*** Opening of EXCERPTED PASSAGE ***

My return to Christianity has been a slow jog, maybe a marathon, rather than a sprint! However one of the things that pulled me and allowed me to even entertain the idea was what I guess was a sign, or a coincidence! Throughout my Cancer I would often hear in my head Psalm 23. Not the “You’re dying, let me read this in the scariest voice possible” version! But a beautiful song version that is most well known from a British TV show called “The Vicar of Dibley”. Certainly I was able to relate to the image of walking through the valley of the Shadow of Death, but I was also having these wondrous moments in the outdoors, The green pastures! Those moments gave me respite from all I was going through, and even if just for a moment in time, they restored my soul. I felt that if there truly was a creator, then nature was the real cathedral, no building could contain the divine.

I stopped searching for an answer to why I survived because I now understood there was no answer to that. Surviving or dying from cancer is a lottery, just as much as getting cancer in the first place is. Asking why I survived was the wrong question. What I do know is that facing the possibility of death was the shock that 26 year old I was needed. This sounds extreme and I would never wish it on anyone. Certainly I am beyond privileged to be alive and no doubt undeserving of the second chance I was given, but like I said survival is a lottery. Without the shock of cancer I would still be that same person, yet now for me to return to the self-serving journey of my past would be unthinkable, I choose instead to follow Jesus on a path to love, compassion, justice and radical inclusivity. And I came to this path through the forest, through a snowfall, through a sense of wonder, through fleeting moments in nature that healed my broken soul.

I would like to share just one more thing with you about Psalm 23. As I already expressed, this Psalm is very meaningful to me, but I must confess, I am a questioner, in fact I am rarely convinced by anything to the point that I wouldn’t go back and take a second look. So a while ago, I found my self thinking about this Psalm again. I must have been feeling cynical too! “Well, it’s a nice sentiment” I thought, but really It seemed to be promising grand things and ignoring all the pain and struggles that people go through in life. Having a faith in God or Jesus to guide you does not mean that everything is provided in abundance, or that suddenly life and death are care free if we just believe hard enough.

After doing some reading around that subject, I discovered some bible historians have a better explanation. Rather than seeing these green pastures as infinite fields of green grass, instead consider the land in Israel. The land where shepherds tend their flock are barren hillsides where only small tufts of grass grow when water collects by the rocks. There is no life long provision in these green pastures, instead the shepherd guides them forward, finding just enough to sustain them for a day. In reading that, I found it made so much more sense to me now. God does not answer all of my prayers, but at times when I have been broken and lost in the wilderness, I do believe He has given me just enough to find a glimmer of hope, enough to keep moving forward, and most of it has come to me in nature.

We as an animal species have become so far removed from all that is wild in nature, that we have failed to remember that we are a part of it. We truly belong outside, in the lands that bring such wonder and beauty. Yes I mean those picturesque ones we all instantly think of, The mountains, lakes, the Oceans, streams and forests. But don’t forget about our own neighborhoods, take a walk outside and pay close attention to all the natural life around you, or open a window, close your eyes and listen to the rustle of wind in the trees. Examine the cracks in the concrete, I assure you, you will find even the weeds that grow amongst us show strength and resilience, after all they are still capable of growing beautiful flowers. God is with us in all that is living, and if you step outside into that cathedral, you might find just enough, just exactly what you need.

*** Close of EXCERPTED PASSAGE ***
*** Opening of DATASET ***

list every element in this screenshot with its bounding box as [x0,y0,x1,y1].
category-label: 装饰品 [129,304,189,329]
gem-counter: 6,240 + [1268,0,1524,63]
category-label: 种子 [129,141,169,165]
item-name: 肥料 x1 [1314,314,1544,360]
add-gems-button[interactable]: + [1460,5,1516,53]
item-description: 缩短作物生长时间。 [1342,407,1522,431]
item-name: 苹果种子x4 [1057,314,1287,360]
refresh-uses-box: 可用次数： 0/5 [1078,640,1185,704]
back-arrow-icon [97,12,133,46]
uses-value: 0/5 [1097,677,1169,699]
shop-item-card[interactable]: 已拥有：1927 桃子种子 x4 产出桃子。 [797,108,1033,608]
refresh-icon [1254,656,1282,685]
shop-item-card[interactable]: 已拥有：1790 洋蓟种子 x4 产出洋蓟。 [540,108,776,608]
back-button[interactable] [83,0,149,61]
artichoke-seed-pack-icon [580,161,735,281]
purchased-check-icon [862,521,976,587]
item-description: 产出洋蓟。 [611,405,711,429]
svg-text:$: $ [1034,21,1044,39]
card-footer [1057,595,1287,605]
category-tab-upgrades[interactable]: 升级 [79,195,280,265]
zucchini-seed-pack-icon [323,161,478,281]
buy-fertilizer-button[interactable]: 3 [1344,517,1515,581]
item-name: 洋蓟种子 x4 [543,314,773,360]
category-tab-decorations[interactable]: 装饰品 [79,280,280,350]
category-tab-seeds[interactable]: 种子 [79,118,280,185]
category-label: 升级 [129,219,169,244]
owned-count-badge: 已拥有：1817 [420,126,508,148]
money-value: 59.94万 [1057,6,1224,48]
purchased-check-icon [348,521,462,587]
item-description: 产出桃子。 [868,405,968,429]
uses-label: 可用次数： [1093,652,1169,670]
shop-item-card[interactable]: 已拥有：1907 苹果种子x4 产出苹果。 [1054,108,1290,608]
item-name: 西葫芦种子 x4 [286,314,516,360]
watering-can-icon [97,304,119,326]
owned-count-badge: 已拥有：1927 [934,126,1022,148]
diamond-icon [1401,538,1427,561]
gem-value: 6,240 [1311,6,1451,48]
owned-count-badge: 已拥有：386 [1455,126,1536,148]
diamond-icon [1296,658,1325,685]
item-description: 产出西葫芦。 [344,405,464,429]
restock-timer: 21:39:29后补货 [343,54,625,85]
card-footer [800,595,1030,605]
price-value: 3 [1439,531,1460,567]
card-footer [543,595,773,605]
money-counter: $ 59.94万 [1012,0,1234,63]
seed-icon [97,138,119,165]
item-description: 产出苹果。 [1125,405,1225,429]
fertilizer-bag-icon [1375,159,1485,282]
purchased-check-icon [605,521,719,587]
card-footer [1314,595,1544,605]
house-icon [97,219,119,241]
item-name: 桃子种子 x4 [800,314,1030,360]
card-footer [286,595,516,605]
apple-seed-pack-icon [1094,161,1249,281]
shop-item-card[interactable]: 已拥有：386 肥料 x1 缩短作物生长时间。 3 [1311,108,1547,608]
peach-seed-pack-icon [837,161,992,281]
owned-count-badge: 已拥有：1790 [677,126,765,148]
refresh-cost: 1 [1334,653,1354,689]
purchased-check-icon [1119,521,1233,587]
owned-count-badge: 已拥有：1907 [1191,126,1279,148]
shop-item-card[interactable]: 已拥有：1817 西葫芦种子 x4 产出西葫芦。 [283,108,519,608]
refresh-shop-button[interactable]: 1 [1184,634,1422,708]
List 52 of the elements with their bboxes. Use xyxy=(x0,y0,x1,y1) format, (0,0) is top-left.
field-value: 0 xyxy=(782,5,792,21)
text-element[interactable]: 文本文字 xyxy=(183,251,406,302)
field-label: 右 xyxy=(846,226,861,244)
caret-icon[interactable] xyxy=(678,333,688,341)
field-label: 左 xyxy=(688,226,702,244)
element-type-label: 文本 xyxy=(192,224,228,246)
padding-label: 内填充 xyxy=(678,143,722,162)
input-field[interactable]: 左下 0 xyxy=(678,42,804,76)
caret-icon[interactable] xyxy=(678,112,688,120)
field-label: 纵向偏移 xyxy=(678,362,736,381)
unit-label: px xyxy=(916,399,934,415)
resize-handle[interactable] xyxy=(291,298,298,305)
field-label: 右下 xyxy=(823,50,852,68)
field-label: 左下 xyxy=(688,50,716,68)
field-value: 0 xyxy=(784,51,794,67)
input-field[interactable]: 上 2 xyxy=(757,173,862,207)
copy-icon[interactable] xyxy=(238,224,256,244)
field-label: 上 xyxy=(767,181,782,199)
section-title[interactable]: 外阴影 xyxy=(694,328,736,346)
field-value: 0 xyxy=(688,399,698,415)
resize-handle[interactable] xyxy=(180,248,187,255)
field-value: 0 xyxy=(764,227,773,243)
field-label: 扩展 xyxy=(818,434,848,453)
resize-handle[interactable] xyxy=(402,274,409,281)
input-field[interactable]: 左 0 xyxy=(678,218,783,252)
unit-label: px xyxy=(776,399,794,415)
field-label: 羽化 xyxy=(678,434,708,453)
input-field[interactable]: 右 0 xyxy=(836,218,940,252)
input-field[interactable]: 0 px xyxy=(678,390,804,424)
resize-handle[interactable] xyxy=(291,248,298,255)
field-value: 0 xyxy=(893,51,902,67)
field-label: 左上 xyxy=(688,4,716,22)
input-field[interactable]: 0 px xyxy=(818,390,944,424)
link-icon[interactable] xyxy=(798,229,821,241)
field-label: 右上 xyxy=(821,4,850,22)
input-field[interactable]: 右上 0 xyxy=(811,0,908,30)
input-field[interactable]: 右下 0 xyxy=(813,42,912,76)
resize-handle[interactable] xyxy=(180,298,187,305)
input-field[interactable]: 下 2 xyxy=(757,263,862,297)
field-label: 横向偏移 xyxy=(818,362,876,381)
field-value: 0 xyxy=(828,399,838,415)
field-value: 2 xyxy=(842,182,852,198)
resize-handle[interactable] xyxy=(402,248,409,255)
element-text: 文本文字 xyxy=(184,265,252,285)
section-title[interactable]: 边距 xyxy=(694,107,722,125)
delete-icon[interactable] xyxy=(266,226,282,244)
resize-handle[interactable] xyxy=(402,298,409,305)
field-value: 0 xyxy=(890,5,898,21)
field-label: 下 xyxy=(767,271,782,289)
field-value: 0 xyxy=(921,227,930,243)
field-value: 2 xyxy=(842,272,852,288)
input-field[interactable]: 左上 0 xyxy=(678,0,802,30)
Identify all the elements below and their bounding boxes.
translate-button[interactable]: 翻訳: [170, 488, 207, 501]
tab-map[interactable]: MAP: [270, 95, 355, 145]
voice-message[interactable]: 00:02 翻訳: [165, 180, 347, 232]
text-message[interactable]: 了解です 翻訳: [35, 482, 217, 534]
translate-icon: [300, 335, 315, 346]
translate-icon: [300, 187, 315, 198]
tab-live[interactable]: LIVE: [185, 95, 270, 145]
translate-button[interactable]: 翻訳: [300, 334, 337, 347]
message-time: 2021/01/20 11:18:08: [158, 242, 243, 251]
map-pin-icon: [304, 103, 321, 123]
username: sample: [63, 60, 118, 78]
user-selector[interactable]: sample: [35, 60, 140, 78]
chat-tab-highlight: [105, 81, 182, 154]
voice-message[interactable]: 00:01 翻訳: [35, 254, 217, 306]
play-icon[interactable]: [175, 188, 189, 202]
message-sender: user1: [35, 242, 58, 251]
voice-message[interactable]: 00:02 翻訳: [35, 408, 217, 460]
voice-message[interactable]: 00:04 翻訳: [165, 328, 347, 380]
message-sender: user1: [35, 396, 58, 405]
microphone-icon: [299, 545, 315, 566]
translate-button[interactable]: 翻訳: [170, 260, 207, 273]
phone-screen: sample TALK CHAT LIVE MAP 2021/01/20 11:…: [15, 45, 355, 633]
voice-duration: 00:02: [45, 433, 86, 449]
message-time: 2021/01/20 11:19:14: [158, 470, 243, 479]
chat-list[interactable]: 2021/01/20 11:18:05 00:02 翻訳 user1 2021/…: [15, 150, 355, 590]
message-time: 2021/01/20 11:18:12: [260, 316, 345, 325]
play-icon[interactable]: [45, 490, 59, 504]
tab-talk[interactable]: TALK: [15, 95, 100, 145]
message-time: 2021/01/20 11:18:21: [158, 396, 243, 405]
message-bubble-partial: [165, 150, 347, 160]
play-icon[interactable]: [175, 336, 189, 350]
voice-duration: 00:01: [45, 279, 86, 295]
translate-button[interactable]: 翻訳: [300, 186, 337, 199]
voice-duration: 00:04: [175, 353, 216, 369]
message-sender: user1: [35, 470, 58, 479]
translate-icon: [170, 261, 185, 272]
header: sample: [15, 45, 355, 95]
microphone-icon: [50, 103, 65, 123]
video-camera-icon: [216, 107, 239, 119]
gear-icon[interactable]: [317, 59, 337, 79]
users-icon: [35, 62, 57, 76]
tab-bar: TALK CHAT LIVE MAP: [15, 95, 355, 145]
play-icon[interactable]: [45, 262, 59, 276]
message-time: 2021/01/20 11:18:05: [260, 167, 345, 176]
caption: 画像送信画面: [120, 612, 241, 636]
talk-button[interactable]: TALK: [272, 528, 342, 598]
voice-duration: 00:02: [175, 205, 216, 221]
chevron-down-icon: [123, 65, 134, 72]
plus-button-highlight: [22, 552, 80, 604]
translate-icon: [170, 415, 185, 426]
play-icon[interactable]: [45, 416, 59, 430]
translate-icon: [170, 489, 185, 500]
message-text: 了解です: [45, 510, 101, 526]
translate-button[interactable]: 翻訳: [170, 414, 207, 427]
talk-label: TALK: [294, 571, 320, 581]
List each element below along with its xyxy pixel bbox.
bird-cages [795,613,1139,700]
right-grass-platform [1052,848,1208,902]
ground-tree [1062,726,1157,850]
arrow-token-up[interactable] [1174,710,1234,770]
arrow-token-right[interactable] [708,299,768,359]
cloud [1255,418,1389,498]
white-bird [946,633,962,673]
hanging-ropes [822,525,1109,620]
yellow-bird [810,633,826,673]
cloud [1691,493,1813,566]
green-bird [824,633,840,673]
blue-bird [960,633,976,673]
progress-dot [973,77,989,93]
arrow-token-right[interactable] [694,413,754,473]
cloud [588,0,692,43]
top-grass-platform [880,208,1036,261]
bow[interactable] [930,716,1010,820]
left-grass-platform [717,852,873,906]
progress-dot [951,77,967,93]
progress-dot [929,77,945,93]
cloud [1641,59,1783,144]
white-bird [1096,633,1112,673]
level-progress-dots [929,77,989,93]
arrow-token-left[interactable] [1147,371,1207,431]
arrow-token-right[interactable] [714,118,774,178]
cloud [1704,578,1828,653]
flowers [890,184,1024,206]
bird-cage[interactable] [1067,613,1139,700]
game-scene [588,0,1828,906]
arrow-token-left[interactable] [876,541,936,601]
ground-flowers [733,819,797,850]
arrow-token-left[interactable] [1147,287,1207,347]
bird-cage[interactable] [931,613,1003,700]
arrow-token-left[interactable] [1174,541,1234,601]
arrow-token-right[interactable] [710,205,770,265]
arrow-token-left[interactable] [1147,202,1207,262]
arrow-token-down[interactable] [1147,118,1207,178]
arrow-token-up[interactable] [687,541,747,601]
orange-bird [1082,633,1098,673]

*** Close of DATASET ***

◆ ACTIVITY ◆
Can you reproduce the passage of the reflection on Psalm 23 starting with "After doing some" and going on through "me in nature."?

◆ SOLUTION TO THIS PROBLEM ◆
After doing some reading around that subject, I discovered some bible historians have a better explanation. Rather than seeing these green pastures as infinite fields of green grass, instead consider the land in Israel. The land where shepherds tend their flock are barren hillsides where only small tufts of grass grow when water collects by the rocks. There is no life long provision in these green pastures, instead the shepherd guides them forward, finding just enough to sustain them for a day. In reading that, I found it made so much more sense to me now. God does not answer all of my prayers, but at times when I have been broken and lost in the wilderness, I do believe He has given me just enough to find a glimmer of hope, enough to keep moving forward, and most of it has come to me in nature.